WHAT YOU SHOULD DO — Write down every entry below once more, exactly.

------ MATERIAL SUPPLIED

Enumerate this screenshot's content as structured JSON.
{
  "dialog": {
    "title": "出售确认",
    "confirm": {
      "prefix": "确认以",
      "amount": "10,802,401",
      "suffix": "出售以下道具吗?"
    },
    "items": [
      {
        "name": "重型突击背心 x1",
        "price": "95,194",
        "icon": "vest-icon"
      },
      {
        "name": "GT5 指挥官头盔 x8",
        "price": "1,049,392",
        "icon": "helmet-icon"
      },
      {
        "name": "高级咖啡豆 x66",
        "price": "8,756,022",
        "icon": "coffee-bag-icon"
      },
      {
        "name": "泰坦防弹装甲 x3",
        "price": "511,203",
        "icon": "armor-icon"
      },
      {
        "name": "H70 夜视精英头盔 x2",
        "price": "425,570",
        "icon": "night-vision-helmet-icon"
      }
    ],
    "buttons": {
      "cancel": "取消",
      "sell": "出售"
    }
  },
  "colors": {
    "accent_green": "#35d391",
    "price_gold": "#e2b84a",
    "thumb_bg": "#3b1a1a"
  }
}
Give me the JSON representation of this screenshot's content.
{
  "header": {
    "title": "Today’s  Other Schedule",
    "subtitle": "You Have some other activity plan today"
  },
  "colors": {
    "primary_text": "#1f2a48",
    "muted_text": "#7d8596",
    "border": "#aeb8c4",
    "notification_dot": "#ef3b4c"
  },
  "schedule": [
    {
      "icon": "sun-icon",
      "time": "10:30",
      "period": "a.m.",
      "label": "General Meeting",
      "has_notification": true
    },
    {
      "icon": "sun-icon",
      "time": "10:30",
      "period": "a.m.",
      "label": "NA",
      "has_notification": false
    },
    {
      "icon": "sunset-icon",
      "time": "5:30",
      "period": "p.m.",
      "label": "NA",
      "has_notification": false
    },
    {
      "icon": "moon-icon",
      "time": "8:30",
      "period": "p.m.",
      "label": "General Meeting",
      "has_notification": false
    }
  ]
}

------------

EXERCISE SOLUTION —
Enumerate this screenshot's content as structured JSON.
{
  "dialog": {
    "title": "出售确认",
    "confirm": {
      "prefix": "确认以",
      "amount": "10,802,401",
      "suffix": "出售以下道具吗?"
    },
    "items": [
      {
        "name": "重型突击背心 x1",
        "price": "95,194",
        "icon": "vest-icon"
      },
      {
        "name": "GT5 指挥官头盔 x8",
        "price": "1,049,392",
        "icon": "helmet-icon"
      },
      {
        "name": "高级咖啡豆 x66",
        "price": "8,756,022",
        "icon": "coffee-bag-icon"
      },
      {
        "name": "泰坦防弹装甲 x3",
        "price": "511,203",
        "icon": "armor-icon"
      },
      {
        "name": "H70 夜视精英头盔 x2",
        "price": "425,570",
        "icon": "night-vision-helmet-icon"
      }
    ],
    "buttons": {
      "cancel": "取消",
      "sell": "出售"
    }
  },
  "colors": {
    "accent_green": "#35d391",
    "price_gold": "#e2b84a",
    "thumb_bg": "#3b1a1a"
  }
}
Give me the JSON representation of this screenshot's content.
{
  "header": {
    "title": "Today’s  Other Schedule",
    "subtitle": "You Have some other activity plan today"
  },
  "colors": {
    "primary_text": "#1f2a48",
    "muted_text": "#7d8596",
    "border": "#aeb8c4",
    "notification_dot": "#ef3b4c"
  },
  "schedule": [
    {
      "icon": "sun-icon",
      "time": "10:30",
      "period": "a.m.",
      "label": "General Meeting",
      "has_notification": true
    },
    {
      "icon": "sun-icon",
      "time": "10:30",
      "period": "a.m.",
      "label": "NA",
      "has_notification": false
    },
    {
      "icon": "sunset-icon",
      "time": "5:30",
      "period": "p.m.",
      "label": "NA",
      "has_notification": false
    },
    {
      "icon": "moon-icon",
      "time": "8:30",
      "period": "p.m.",
      "label": "General Meeting",
      "has_notification": false
    }
  ]
}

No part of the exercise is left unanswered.